What is needed — Without changing a character, return the entries, but not the images they hold.
[BEGIN Record set]
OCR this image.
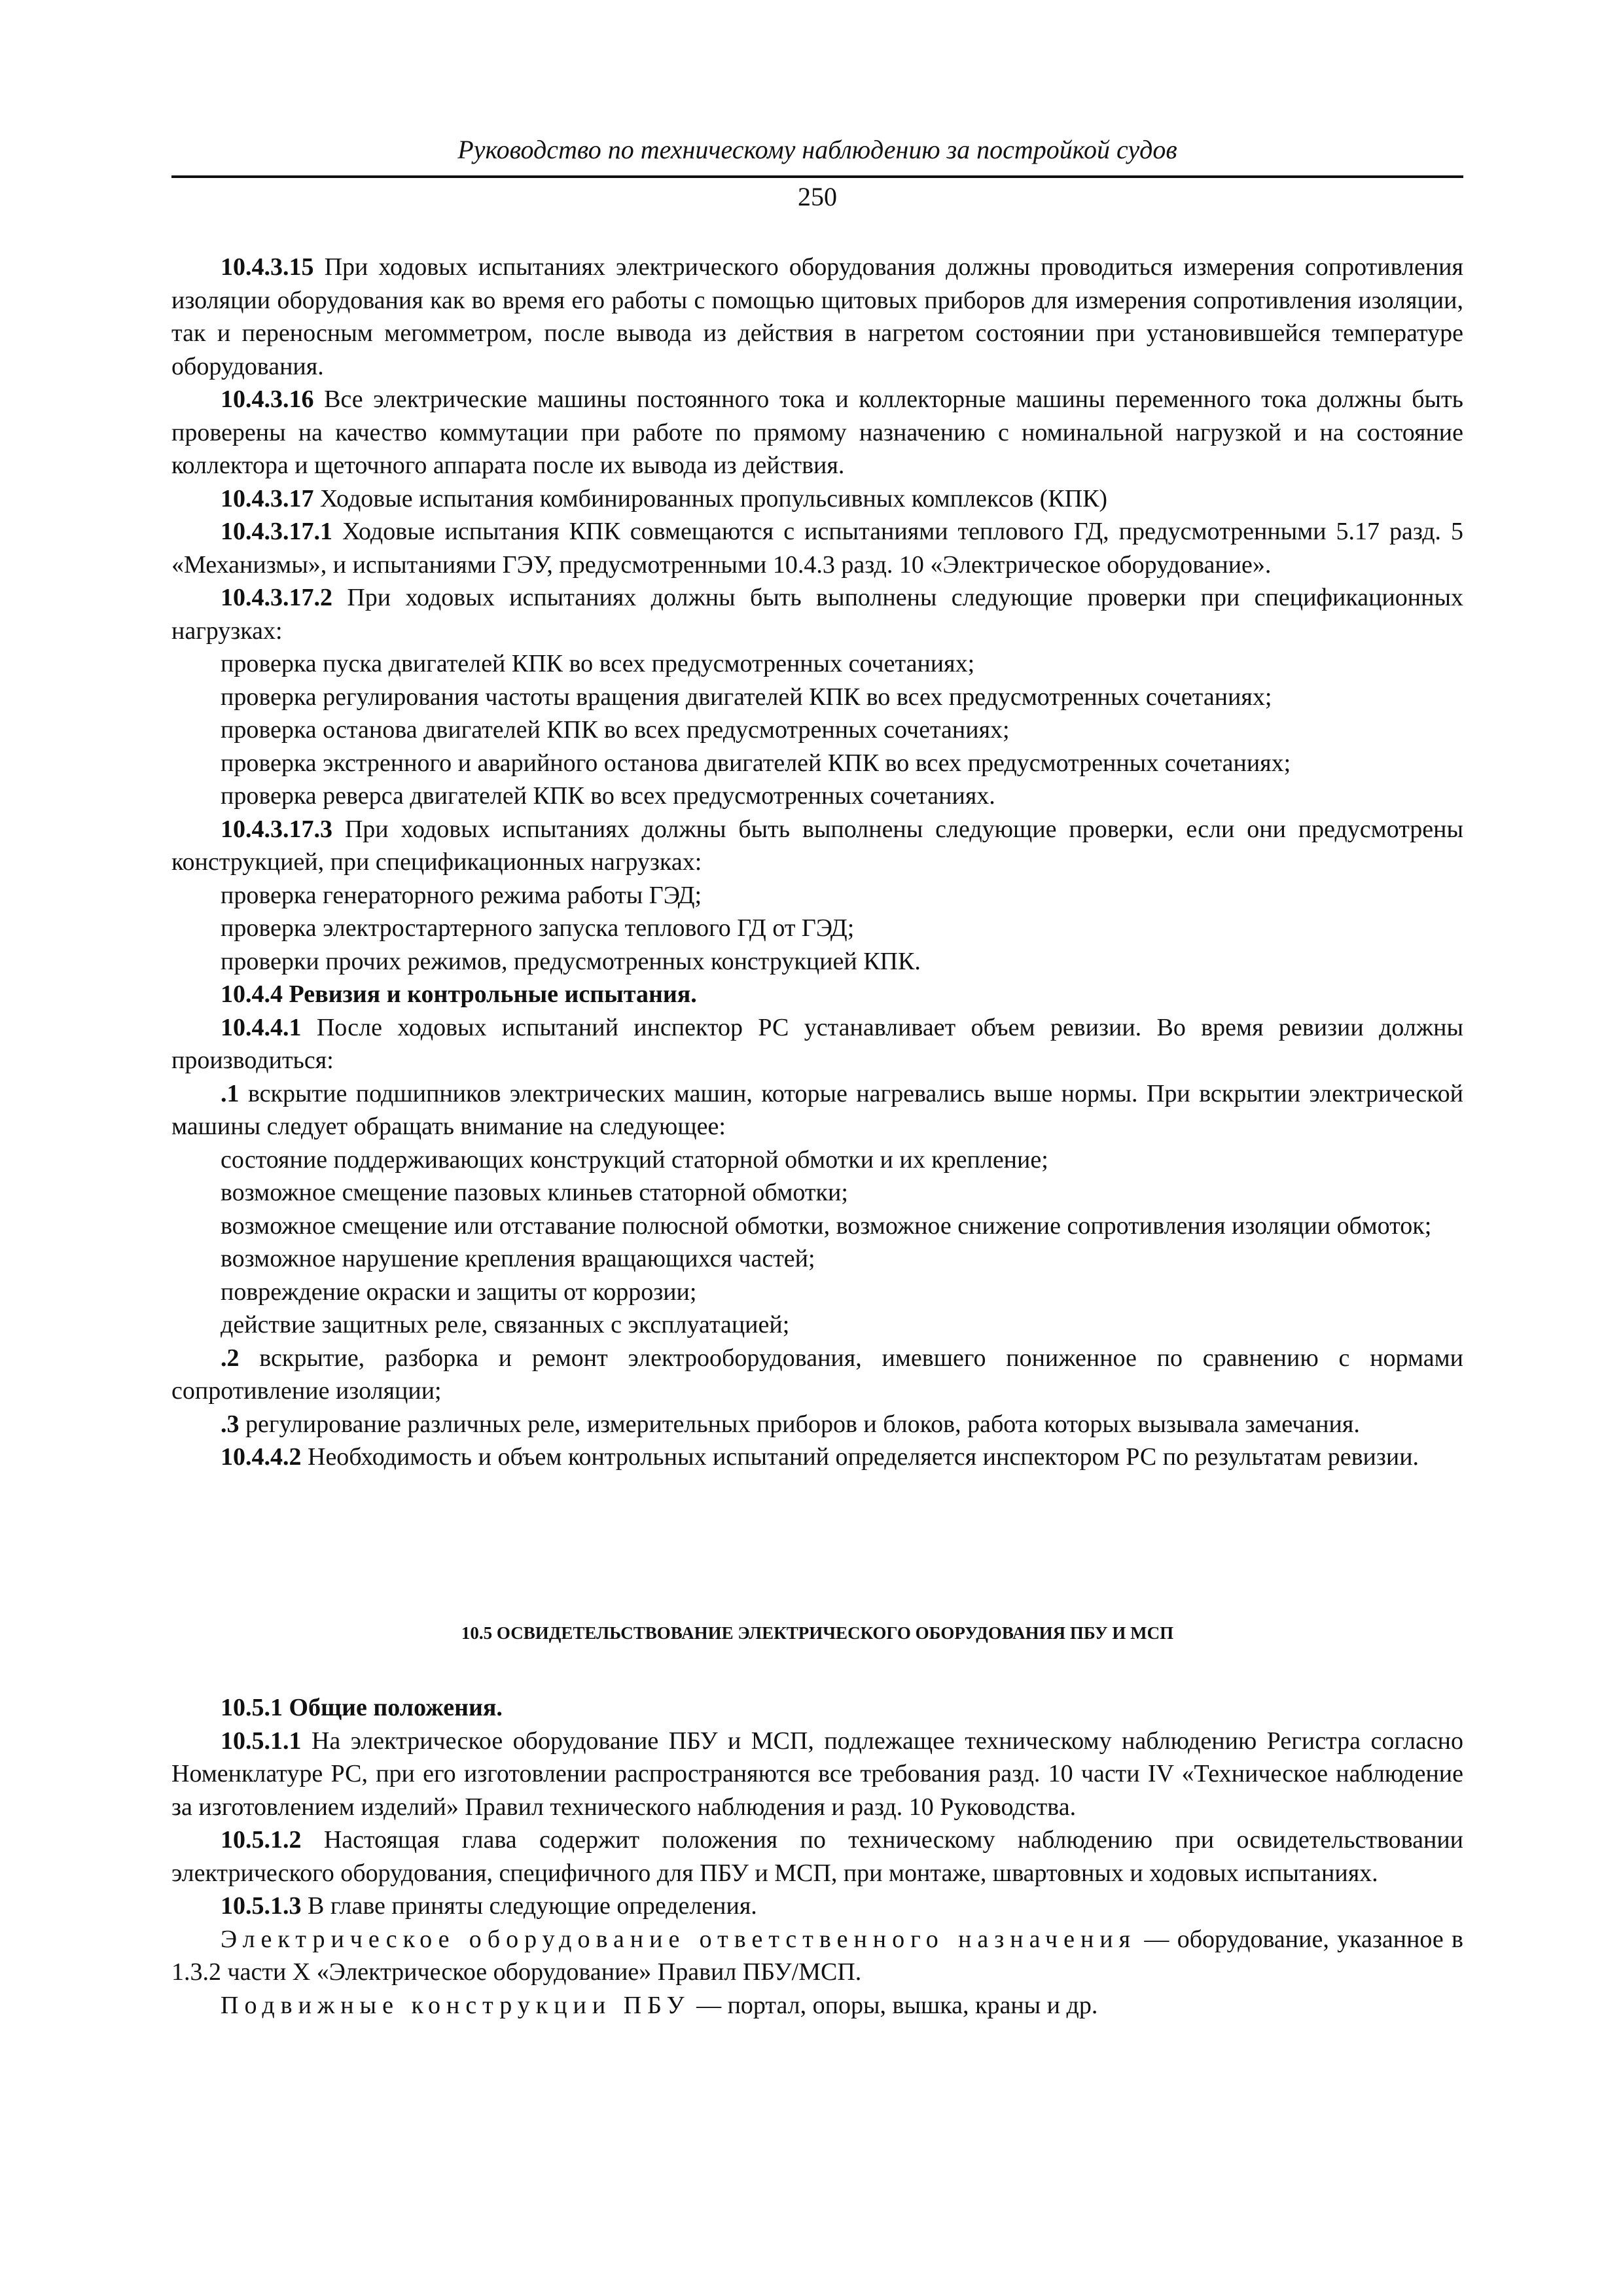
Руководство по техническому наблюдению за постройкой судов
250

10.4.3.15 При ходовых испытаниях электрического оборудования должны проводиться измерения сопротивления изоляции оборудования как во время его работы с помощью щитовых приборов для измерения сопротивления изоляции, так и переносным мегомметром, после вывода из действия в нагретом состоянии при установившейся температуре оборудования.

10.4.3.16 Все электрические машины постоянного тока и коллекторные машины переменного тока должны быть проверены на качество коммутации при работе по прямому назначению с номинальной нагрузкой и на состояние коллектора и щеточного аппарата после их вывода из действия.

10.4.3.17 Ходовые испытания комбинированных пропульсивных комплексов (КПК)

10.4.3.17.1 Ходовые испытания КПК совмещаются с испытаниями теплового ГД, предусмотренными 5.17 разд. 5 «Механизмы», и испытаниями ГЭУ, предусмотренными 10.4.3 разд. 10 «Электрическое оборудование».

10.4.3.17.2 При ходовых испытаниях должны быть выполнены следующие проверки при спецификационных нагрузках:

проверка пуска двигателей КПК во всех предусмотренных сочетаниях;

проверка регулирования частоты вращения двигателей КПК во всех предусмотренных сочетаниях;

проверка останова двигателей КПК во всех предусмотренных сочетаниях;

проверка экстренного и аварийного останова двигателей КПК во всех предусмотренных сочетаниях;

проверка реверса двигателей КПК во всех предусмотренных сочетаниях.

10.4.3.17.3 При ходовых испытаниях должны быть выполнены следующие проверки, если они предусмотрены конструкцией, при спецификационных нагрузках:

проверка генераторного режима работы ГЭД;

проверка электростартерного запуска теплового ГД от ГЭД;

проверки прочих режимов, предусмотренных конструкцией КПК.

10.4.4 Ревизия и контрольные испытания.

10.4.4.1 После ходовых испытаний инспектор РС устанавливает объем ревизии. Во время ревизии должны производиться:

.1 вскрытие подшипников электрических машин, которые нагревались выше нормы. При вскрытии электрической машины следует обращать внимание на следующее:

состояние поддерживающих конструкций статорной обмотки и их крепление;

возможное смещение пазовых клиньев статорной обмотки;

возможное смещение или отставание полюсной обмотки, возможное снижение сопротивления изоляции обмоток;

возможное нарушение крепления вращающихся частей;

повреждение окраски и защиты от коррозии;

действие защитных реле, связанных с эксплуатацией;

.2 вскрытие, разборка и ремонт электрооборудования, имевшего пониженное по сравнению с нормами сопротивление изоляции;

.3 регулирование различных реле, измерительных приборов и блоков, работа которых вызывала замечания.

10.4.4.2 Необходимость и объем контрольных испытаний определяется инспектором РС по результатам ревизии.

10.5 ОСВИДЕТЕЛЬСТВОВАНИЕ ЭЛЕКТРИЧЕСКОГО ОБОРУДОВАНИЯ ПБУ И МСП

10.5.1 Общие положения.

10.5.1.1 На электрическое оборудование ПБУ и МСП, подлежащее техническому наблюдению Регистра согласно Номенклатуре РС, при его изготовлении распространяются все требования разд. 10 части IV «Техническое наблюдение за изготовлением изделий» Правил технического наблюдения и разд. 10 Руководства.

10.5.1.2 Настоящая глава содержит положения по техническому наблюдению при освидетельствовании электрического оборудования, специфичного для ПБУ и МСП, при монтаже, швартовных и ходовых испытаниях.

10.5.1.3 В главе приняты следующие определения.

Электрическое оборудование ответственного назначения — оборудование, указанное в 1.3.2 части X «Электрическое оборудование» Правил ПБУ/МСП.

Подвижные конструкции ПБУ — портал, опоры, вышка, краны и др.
[END Record set]
Task result —
OCR this image.
Руководство по техническому наблюдению за постройкой судов
250

10.4.3.15 При ходовых испытаниях электрического оборудования должны проводиться измерения сопротивления изоляции оборудования как во время его работы с помощью щитовых приборов для измерения сопротивления изоляции, так и переносным мегомметром, после вывода из действия в нагретом состоянии при установившейся температуре оборудования.

10.4.3.16 Все электрические машины постоянного тока и коллекторные машины переменного тока должны быть проверены на качество коммутации при работе по прямому назначению с номинальной нагрузкой и на состояние коллектора и щеточного аппарата после их вывода из действия.

10.4.3.17 Ходовые испытания комбинированных пропульсивных комплексов (КПК)

10.4.3.17.1 Ходовые испытания КПК совмещаются с испытаниями теплового ГД, предусмотренными 5.17 разд. 5 «Механизмы», и испытаниями ГЭУ, предусмотренными 10.4.3 разд. 10 «Электрическое оборудование».

10.4.3.17.2 При ходовых испытаниях должны быть выполнены следующие проверки при спецификационных нагрузках:

проверка пуска двигателей КПК во всех предусмотренных сочетаниях;

проверка регулирования частоты вращения двигателей КПК во всех предусмотренных сочетаниях;

проверка останова двигателей КПК во всех предусмотренных сочетаниях;

проверка экстренного и аварийного останова двигателей КПК во всех предусмотренных сочетаниях;

проверка реверса двигателей КПК во всех предусмотренных сочетаниях.

10.4.3.17.3 При ходовых испытаниях должны быть выполнены следующие проверки, если они предусмотрены конструкцией, при спецификационных нагрузках:

проверка генераторного режима работы ГЭД;

проверка электростартерного запуска теплового ГД от ГЭД;

проверки прочих режимов, предусмотренных конструкцией КПК.

10.4.4 Ревизия и контрольные испытания.

10.4.4.1 После ходовых испытаний инспектор РС устанавливает объем ревизии. Во время ревизии должны производиться:

.1 вскрытие подшипников электрических машин, которые нагревались выше нормы. При вскрытии электрической машины следует обращать внимание на следующее:

состояние поддерживающих конструкций статорной обмотки и их крепление;

возможное смещение пазовых клиньев статорной обмотки;

возможное смещение или отставание полюсной обмотки, возможное снижение сопротивления изоляции обмоток;

возможное нарушение крепления вращающихся частей;

повреждение окраски и защиты от коррозии;

действие защитных реле, связанных с эксплуатацией;

.2 вскрытие, разборка и ремонт электрооборудования, имевшего пониженное по сравнению с нормами сопротивление изоляции;

.3 регулирование различных реле, измерительных приборов и блоков, работа которых вызывала замечания.

10.4.4.2 Необходимость и объем контрольных испытаний определяется инспектором РС по результатам ревизии.

10.5 ОСВИДЕТЕЛЬСТВОВАНИЕ ЭЛЕКТРИЧЕСКОГО ОБОРУДОВАНИЯ ПБУ И МСП

10.5.1 Общие положения.

10.5.1.1 На электрическое оборудование ПБУ и МСП, подлежащее техническому наблюдению Регистра согласно Номенклатуре РС, при его изготовлении распространяются все требования разд. 10 части IV «Техническое наблюдение за изготовлением изделий» Правил технического наблюдения и разд. 10 Руководства.

10.5.1.2 Настоящая глава содержит положения по техническому наблюдению при освидетельствовании электрического оборудования, специфичного для ПБУ и МСП, при монтаже, швартовных и ходовых испытаниях.

10.5.1.3 В главе приняты следующие определения.

Электрическое оборудование ответственного назначения — оборудование, указанное в 1.3.2 части X «Электрическое оборудование» Правил ПБУ/МСП.

Подвижные конструкции ПБУ — портал, опоры, вышка, краны и др.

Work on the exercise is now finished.